* **Supplied information**:
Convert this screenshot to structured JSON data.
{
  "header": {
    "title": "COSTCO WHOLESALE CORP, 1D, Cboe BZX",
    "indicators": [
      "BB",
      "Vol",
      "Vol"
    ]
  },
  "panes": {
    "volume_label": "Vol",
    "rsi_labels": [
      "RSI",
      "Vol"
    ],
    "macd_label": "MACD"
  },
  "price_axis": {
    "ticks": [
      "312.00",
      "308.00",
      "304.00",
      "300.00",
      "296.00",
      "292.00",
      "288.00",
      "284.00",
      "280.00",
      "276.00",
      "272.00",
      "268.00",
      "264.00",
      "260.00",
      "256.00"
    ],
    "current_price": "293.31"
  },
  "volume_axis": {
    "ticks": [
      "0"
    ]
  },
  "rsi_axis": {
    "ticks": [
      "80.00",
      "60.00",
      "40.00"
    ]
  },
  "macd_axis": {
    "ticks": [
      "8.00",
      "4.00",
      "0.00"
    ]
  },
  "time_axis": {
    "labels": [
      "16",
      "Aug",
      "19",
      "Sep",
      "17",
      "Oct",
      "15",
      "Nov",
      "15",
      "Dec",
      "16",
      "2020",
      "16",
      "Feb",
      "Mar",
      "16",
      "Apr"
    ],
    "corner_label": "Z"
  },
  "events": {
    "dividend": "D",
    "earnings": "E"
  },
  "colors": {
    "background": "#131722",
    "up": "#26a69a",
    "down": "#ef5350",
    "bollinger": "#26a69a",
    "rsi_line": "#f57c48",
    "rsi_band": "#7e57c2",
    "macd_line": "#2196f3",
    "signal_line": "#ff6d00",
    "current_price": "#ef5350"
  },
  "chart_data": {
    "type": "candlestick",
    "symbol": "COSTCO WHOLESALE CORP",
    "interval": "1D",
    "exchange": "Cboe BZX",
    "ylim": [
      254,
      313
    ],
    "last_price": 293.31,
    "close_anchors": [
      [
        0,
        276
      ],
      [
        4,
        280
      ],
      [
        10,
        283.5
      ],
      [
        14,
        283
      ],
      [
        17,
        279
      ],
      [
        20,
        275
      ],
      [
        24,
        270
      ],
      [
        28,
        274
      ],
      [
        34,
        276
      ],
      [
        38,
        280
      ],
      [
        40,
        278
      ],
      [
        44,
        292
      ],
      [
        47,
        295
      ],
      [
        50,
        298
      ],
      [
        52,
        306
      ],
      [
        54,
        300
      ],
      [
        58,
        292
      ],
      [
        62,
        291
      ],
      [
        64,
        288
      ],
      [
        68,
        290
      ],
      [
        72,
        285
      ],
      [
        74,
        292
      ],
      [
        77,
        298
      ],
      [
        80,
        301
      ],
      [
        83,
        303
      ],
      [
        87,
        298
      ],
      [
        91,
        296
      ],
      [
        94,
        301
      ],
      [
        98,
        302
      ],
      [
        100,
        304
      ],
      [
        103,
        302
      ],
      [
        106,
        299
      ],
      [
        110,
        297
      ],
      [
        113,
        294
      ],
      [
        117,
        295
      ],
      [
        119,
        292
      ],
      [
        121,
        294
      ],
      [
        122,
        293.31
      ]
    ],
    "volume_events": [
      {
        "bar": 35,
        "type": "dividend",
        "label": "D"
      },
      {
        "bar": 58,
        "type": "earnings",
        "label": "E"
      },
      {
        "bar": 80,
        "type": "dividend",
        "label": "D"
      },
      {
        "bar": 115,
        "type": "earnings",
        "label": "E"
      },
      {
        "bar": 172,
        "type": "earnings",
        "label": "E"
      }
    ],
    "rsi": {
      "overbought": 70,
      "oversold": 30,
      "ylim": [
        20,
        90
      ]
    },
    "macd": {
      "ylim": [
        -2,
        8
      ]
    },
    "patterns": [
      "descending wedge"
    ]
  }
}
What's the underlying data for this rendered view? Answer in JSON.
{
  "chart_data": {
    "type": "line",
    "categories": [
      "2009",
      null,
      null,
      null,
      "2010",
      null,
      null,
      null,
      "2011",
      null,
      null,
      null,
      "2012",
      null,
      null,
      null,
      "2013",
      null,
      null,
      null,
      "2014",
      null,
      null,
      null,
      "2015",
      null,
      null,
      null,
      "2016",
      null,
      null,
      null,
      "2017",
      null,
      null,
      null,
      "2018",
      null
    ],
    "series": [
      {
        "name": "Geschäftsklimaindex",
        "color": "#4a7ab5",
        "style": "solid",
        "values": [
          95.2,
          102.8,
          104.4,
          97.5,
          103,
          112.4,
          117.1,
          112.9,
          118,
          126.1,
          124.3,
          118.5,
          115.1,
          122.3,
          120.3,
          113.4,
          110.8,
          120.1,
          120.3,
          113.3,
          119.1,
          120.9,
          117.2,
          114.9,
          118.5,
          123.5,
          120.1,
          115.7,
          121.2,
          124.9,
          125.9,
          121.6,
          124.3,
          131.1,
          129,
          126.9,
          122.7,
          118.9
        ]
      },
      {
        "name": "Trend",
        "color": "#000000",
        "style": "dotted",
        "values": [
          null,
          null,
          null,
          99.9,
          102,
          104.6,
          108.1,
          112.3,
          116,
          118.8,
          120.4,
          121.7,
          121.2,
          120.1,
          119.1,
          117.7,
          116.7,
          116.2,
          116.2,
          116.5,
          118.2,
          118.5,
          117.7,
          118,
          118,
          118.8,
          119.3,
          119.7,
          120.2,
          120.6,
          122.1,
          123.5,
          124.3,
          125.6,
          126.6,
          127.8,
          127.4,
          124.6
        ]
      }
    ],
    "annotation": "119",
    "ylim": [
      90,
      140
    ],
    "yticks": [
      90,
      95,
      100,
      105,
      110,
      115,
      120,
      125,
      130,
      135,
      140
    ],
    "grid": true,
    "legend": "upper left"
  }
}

* **Exercise task**:
Look through the entries above and report each line where the string "JSON" occurs.

* **Solved problem**:
Convert this screenshot to structured JSON data.
What's the underlying data for this rendered view? Answer in JSON.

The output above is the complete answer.